* Short problem: Tally the lines that contain "this" and report the total alone.

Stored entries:
━━━━━━
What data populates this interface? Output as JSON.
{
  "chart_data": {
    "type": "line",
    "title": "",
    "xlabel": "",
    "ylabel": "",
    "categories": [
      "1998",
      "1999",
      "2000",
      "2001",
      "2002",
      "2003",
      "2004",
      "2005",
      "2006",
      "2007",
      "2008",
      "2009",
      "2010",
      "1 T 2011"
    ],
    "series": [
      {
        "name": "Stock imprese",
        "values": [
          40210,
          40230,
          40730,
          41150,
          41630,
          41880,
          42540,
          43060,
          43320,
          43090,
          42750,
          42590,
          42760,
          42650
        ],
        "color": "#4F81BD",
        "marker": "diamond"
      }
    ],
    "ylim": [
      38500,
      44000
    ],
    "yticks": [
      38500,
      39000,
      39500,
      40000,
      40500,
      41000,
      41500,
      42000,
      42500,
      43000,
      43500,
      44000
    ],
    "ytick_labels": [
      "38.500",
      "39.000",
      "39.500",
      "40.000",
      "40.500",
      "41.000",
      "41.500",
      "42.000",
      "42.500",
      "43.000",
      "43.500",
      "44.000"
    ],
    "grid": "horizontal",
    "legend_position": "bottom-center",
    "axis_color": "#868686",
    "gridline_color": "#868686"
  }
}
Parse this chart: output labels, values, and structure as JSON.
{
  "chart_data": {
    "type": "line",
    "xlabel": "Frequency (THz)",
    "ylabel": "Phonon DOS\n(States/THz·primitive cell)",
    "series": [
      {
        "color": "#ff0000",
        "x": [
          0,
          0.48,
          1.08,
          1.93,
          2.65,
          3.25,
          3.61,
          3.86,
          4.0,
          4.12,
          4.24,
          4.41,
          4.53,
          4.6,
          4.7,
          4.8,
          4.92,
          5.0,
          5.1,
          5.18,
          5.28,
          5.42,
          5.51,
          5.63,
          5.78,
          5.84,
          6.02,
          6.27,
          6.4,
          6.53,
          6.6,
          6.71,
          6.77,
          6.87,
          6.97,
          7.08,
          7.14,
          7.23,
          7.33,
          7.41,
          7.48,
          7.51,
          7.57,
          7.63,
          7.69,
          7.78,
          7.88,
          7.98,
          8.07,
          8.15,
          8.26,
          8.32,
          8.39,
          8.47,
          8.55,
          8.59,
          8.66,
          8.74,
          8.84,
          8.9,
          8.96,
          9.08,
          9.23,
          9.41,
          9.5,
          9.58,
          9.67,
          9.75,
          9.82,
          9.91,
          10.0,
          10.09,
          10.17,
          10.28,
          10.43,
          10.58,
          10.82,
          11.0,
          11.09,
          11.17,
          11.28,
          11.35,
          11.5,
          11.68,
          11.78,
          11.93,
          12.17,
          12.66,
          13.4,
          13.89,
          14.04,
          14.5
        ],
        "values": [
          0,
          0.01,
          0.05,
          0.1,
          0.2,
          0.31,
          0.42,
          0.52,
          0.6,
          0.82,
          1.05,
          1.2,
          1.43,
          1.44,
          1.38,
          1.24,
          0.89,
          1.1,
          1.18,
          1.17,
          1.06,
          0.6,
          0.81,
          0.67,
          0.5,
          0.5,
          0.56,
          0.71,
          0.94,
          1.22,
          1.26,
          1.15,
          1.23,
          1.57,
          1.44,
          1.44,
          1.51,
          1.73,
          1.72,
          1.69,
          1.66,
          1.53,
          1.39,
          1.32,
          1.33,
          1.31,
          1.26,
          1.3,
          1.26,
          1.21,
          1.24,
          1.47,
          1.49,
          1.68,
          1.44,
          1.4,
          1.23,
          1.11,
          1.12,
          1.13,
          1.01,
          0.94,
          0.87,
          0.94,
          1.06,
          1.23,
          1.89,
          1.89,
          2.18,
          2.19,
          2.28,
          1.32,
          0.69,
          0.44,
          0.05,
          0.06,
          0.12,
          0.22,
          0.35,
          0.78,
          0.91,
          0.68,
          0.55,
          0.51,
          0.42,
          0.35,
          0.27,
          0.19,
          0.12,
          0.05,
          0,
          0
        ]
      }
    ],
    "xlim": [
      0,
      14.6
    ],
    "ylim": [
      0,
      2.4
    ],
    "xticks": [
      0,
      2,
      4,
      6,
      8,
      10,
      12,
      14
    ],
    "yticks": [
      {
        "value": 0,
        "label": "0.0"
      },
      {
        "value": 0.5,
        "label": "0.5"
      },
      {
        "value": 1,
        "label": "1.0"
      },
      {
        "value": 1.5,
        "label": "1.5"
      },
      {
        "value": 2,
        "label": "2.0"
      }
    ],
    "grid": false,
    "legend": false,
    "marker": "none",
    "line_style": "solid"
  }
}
━━━━━━
* Answer to the problem: 2